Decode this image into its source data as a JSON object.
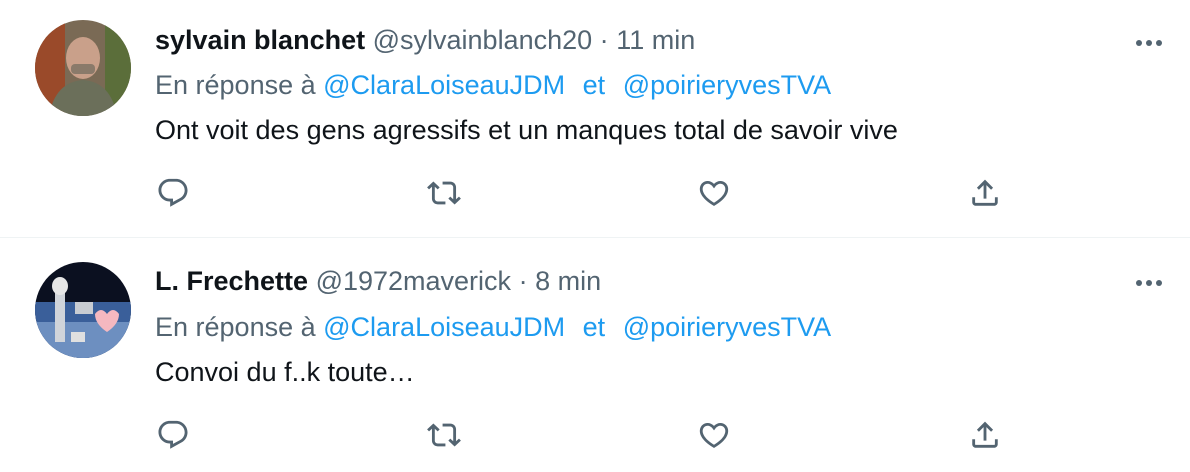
{
  "tweets": [
    {
      "name": "sylvain blanchet",
      "handle": "@sylvainblanch20",
      "separator": "·",
      "time": "11 min",
      "reply_prefix": "En réponse à",
      "mention1": "@ClaraLoiseauJDM",
      "conjunction": "et",
      "mention2": "@poirieryvesTVA",
      "text": "Ont voit des gens agressifs et un manques total de savoir vive"
    },
    {
      "name": "L. Frechette",
      "handle": "@1972maverick",
      "separator": "·",
      "time": "8 min",
      "reply_prefix": "En réponse à",
      "mention1": "@ClaraLoiseauJDM",
      "conjunction": "et",
      "mention2": "@poirieryvesTVA",
      "text": "Convoi du f..k toute…"
    }
  ],
  "icons": {
    "reply": "reply-icon",
    "retweet": "retweet-icon",
    "like": "heart-icon",
    "share": "share-icon",
    "more": "more-icon"
  },
  "colors": {
    "link": "#1d9bf0",
    "secondary": "#536471",
    "primary": "#0f1419",
    "divider": "#eff3f4"
  }
}
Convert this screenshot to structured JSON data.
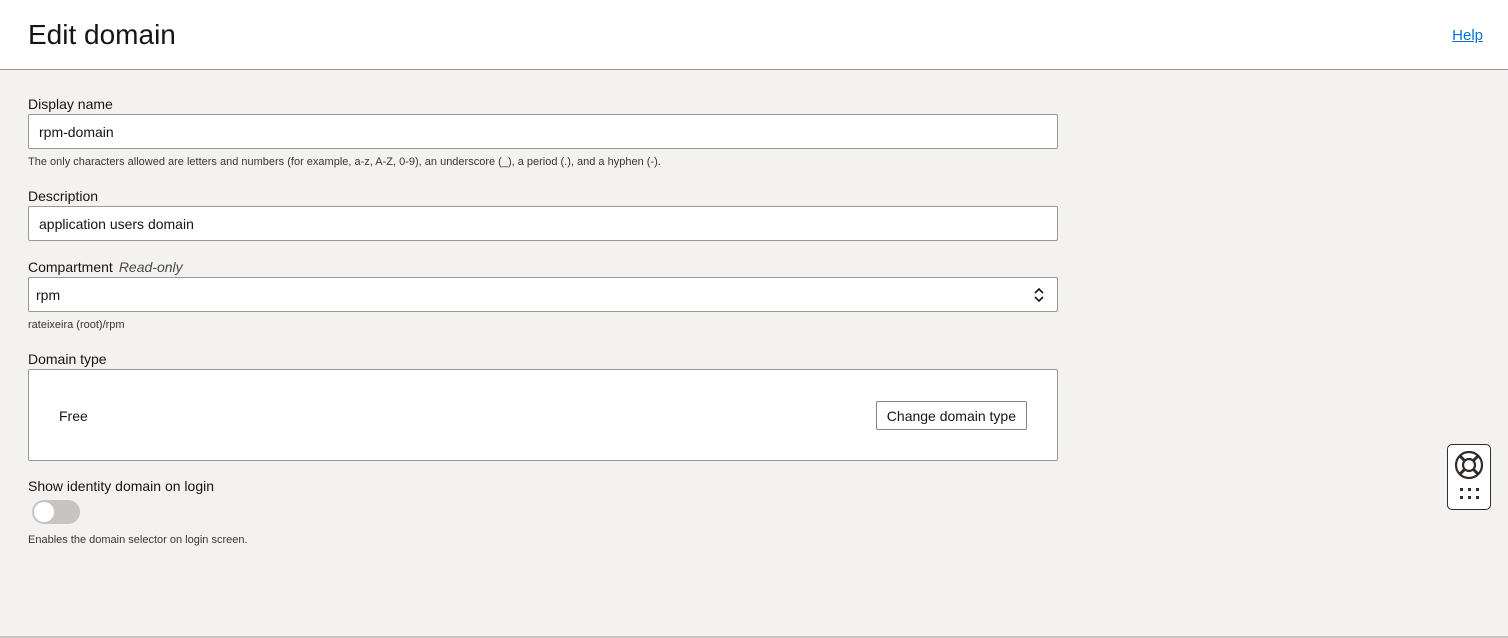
{
  "header": {
    "title": "Edit domain",
    "help_label": "Help"
  },
  "form": {
    "display_name": {
      "label": "Display name",
      "value": "rpm-domain",
      "helper": "The only characters allowed are letters and numbers (for example, a-z, A-Z, 0-9), an underscore (_), a period (.), and a hyphen (-)."
    },
    "description": {
      "label": "Description",
      "value": "application users domain"
    },
    "compartment": {
      "label": "Compartment",
      "readonly_tag": "Read-only",
      "selected": "rpm",
      "path": "rateixeira (root)/rpm"
    },
    "domain_type": {
      "label": "Domain type",
      "value": "Free",
      "change_button": "Change domain type"
    },
    "show_identity": {
      "label": "Show identity domain on login",
      "enabled": false,
      "helper": "Enables the domain selector on login screen."
    }
  },
  "colors": {
    "accent_link": "#0572ce",
    "background": "#f3f2f1"
  },
  "icons": {
    "compartment_select": "chevron-up-down-icon",
    "help_widget": "lifebuoy-icon",
    "apps_widget": "grid-dots-icon"
  }
}
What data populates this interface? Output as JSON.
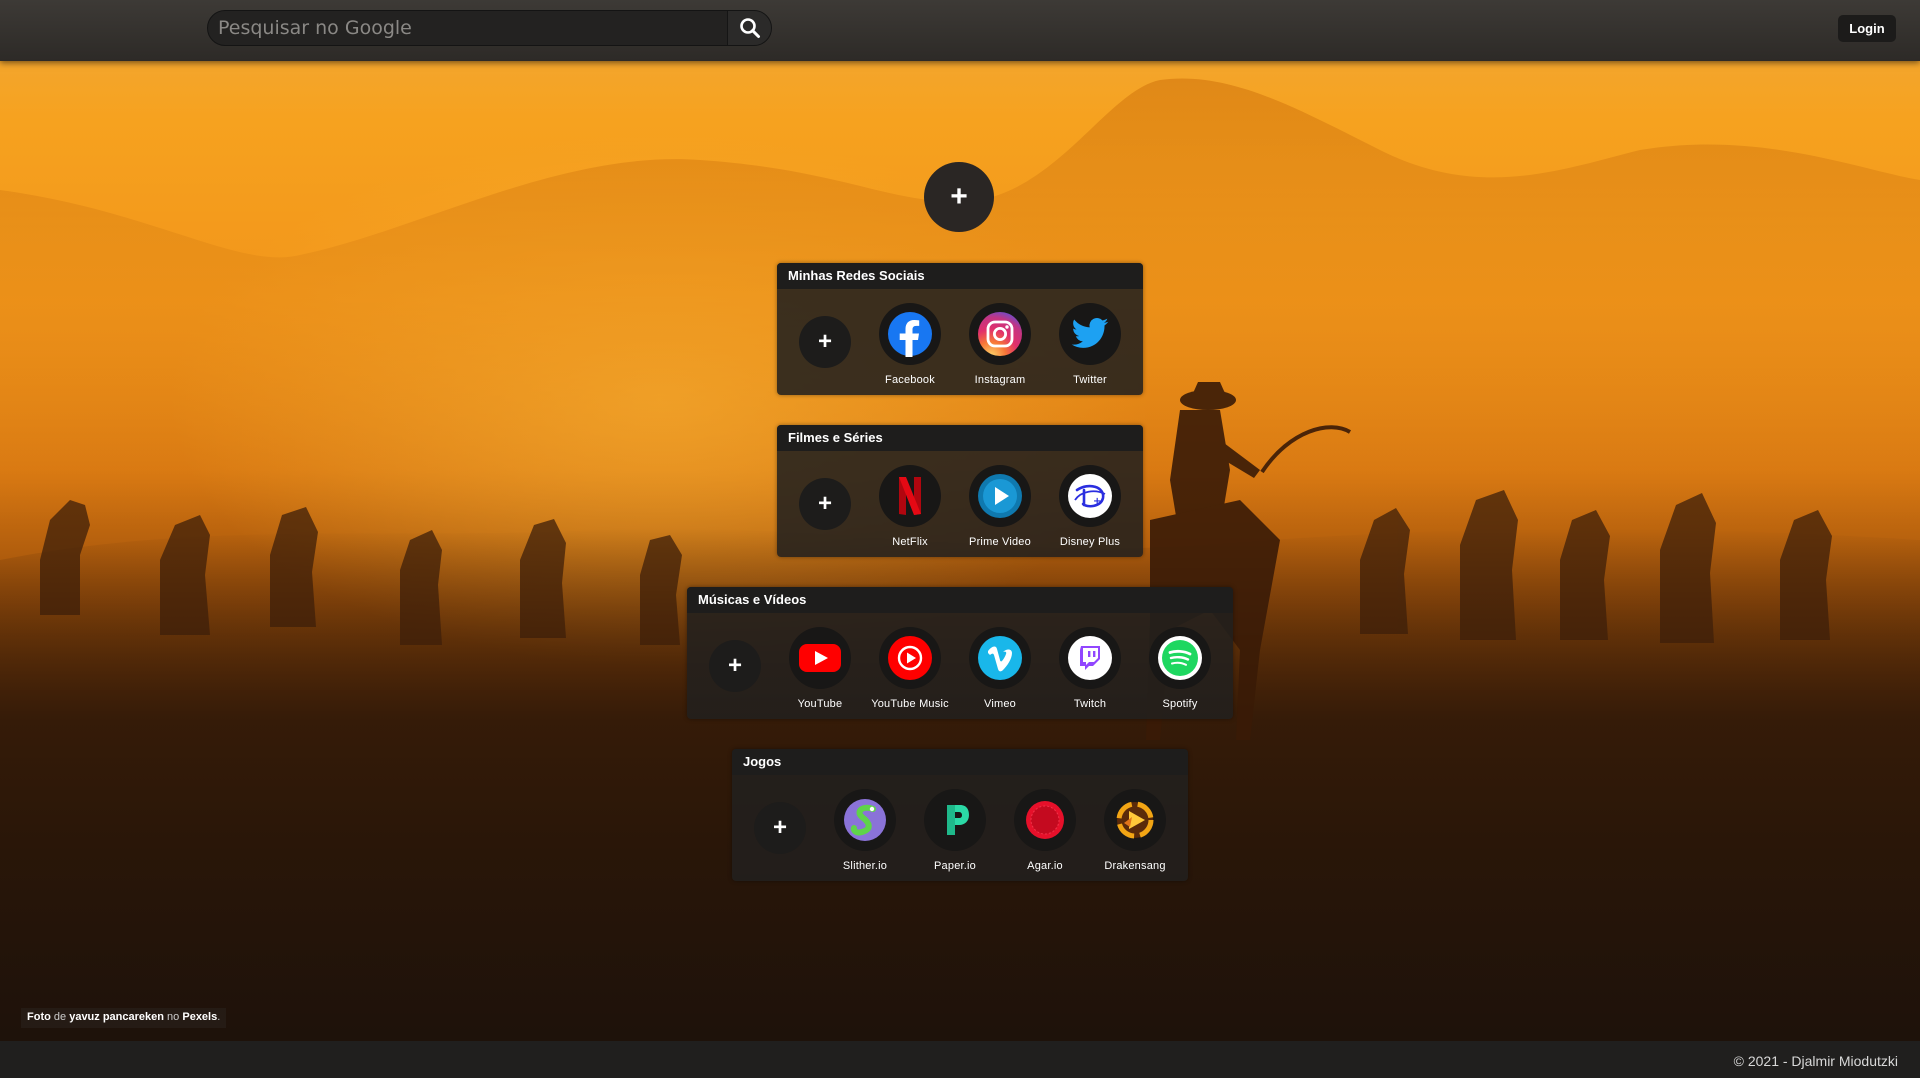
{
  "header": {
    "search": {
      "placeholder": "Pesquisar no Google",
      "value": ""
    },
    "search_icon": "search-icon",
    "login_label": "Login"
  },
  "add_main_label": "+",
  "groups": [
    {
      "title": "Minhas Redes Sociais",
      "add_label": "+",
      "items": [
        {
          "label": "Facebook",
          "icon": "facebook-icon"
        },
        {
          "label": "Instagram",
          "icon": "instagram-icon"
        },
        {
          "label": "Twitter",
          "icon": "twitter-icon"
        }
      ]
    },
    {
      "title": "Filmes e Séries",
      "add_label": "+",
      "items": [
        {
          "label": "NetFlix",
          "icon": "netflix-icon"
        },
        {
          "label": "Prime Video",
          "icon": "prime-video-icon"
        },
        {
          "label": "Disney Plus",
          "icon": "disney-plus-icon"
        }
      ]
    },
    {
      "title": "Músicas e Vídeos",
      "add_label": "+",
      "items": [
        {
          "label": "YouTube",
          "icon": "youtube-icon"
        },
        {
          "label": "YouTube Music",
          "icon": "youtube-music-icon"
        },
        {
          "label": "Vimeo",
          "icon": "vimeo-icon"
        },
        {
          "label": "Twitch",
          "icon": "twitch-icon"
        },
        {
          "label": "Spotify",
          "icon": "spotify-icon"
        }
      ]
    },
    {
      "title": "Jogos",
      "add_label": "+",
      "items": [
        {
          "label": "Slither.io",
          "icon": "slither-io-icon"
        },
        {
          "label": "Paper.io",
          "icon": "paper-io-icon"
        },
        {
          "label": "Agar.io",
          "icon": "agar-io-icon"
        },
        {
          "label": "Drakensang",
          "icon": "drakensang-icon"
        }
      ]
    }
  ],
  "credit": {
    "prefix": "Foto",
    "de": "de",
    "author": "yavuz pancareken",
    "no": "no",
    "site": "Pexels",
    "suffix": "."
  },
  "footer_text": "© 2021 - Djalmir Miodutzki",
  "colors": {
    "topbar": "#2d2a27",
    "panel": "#22201e",
    "sky": "#f6a21f",
    "facebook": "#1877f2",
    "youtube": "#ff0000",
    "twitch": "#9146ff",
    "spotify": "#1ed760"
  }
}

● ● ● ● ●

*Task to complete*: Your copy should match the records word for word, with the pictures removed.

*Answer to the exercise*:
Decode this image into its source data as a JSON object.
{
  "tweets": [
    {
      "name": "sylvain blanchet",
      "handle": "@sylvainblanch20",
      "separator": "·",
      "time": "11 min",
      "reply_prefix": "En réponse à",
      "mention1": "@ClaraLoiseauJDM",
      "conjunction": "et",
      "mention2": "@poirieryvesTVA",
      "text": "Ont voit des gens agressifs et un manques total de savoir vive"
    },
    {
      "name": "L. Frechette",
      "handle": "@1972maverick",
      "separator": "·",
      "time": "8 min",
      "reply_prefix": "En réponse à",
      "mention1": "@ClaraLoiseauJDM",
      "conjunction": "et",
      "mention2": "@poirieryvesTVA",
      "text": "Convoi du f..k toute…"
    }
  ],
  "icons": {
    "reply": "reply-icon",
    "retweet": "retweet-icon",
    "like": "heart-icon",
    "share": "share-icon",
    "more": "more-icon"
  },
  "colors": {
    "link": "#1d9bf0",
    "secondary": "#536471",
    "primary": "#0f1419",
    "divider": "#eff3f4"
  }
}
Convert this screenshot to structured JSON data.
{
  "header": {
    "title": "Edit domain",
    "help_label": "Help"
  },
  "form": {
    "display_name": {
      "label": "Display name",
      "value": "rpm-domain",
      "helper": "The only characters allowed are letters and numbers (for example, a-z, A-Z, 0-9), an underscore (_), a period (.), and a hyphen (-)."
    },
    "description": {
      "label": "Description",
      "value": "application users domain"
    },
    "compartment": {
      "label": "Compartment",
      "readonly_tag": "Read-only",
      "selected": "rpm",
      "path": "rateixeira (root)/rpm"
    },
    "domain_type": {
      "label": "Domain type",
      "value": "Free",
      "change_button": "Change domain type"
    },
    "show_identity": {
      "label": "Show identity domain on login",
      "enabled": false,
      "helper": "Enables the domain selector on login screen."
    }
  },
  "colors": {
    "accent_link": "#0572ce",
    "background": "#f3f2f1"
  },
  "icons": {
    "compartment_select": "chevron-up-down-icon",
    "help_widget": "lifebuoy-icon",
    "apps_widget": "grid-dots-icon"
  }
}
What data populates this interface? Output as JSON.
{
  "header": {
    "search": {
      "placeholder": "Pesquisar no Google",
      "value": ""
    },
    "search_icon": "search-icon",
    "login_label": "Login"
  },
  "add_main_label": "+",
  "groups": [
    {
      "title": "Minhas Redes Sociais",
      "add_label": "+",
      "items": [
        {
          "label": "Facebook",
          "icon": "facebook-icon"
        },
        {
          "label": "Instagram",
          "icon": "instagram-icon"
        },
        {
          "label": "Twitter",
          "icon": "twitter-icon"
        }
      ]
    },
    {
      "title": "Filmes e Séries",
      "add_label": "+",
      "items": [
        {
          "label": "NetFlix",
          "icon": "netflix-icon"
        },
        {
          "label": "Prime Video",
          "icon": "prime-video-icon"
        },
        {
          "label": "Disney Plus",
          "icon": "disney-plus-icon"
        }
      ]
    },
    {
      "title": "Músicas e Vídeos",
      "add_label": "+",
      "items": [
        {
          "label": "YouTube",
          "icon": "youtube-icon"
        },
        {
          "label": "YouTube Music",
          "icon": "youtube-music-icon"
        },
        {
          "label": "Vimeo",
          "icon": "vimeo-icon"
        },
        {
          "label": "Twitch",
          "icon": "twitch-icon"
        },
        {
          "label": "Spotify",
          "icon": "spotify-icon"
        }
      ]
    },
    {
      "title": "Jogos",
      "add_label": "+",
      "items": [
        {
          "label": "Slither.io",
          "icon": "slither-io-icon"
        },
        {
          "label": "Paper.io",
          "icon": "paper-io-icon"
        },
        {
          "label": "Agar.io",
          "icon": "agar-io-icon"
        },
        {
          "label": "Drakensang",
          "icon": "drakensang-icon"
        }
      ]
    }
  ],
  "credit": {
    "prefix": "Foto",
    "de": "de",
    "author": "yavuz pancareken",
    "no": "no",
    "site": "Pexels",
    "suffix": "."
  },
  "footer_text": "© 2021 - Djalmir Miodutzki",
  "colors": {
    "topbar": "#2d2a27",
    "panel": "#22201e",
    "sky": "#f6a21f",
    "facebook": "#1877f2",
    "youtube": "#ff0000",
    "twitch": "#9146ff",
    "spotify": "#1ed760"
  }
}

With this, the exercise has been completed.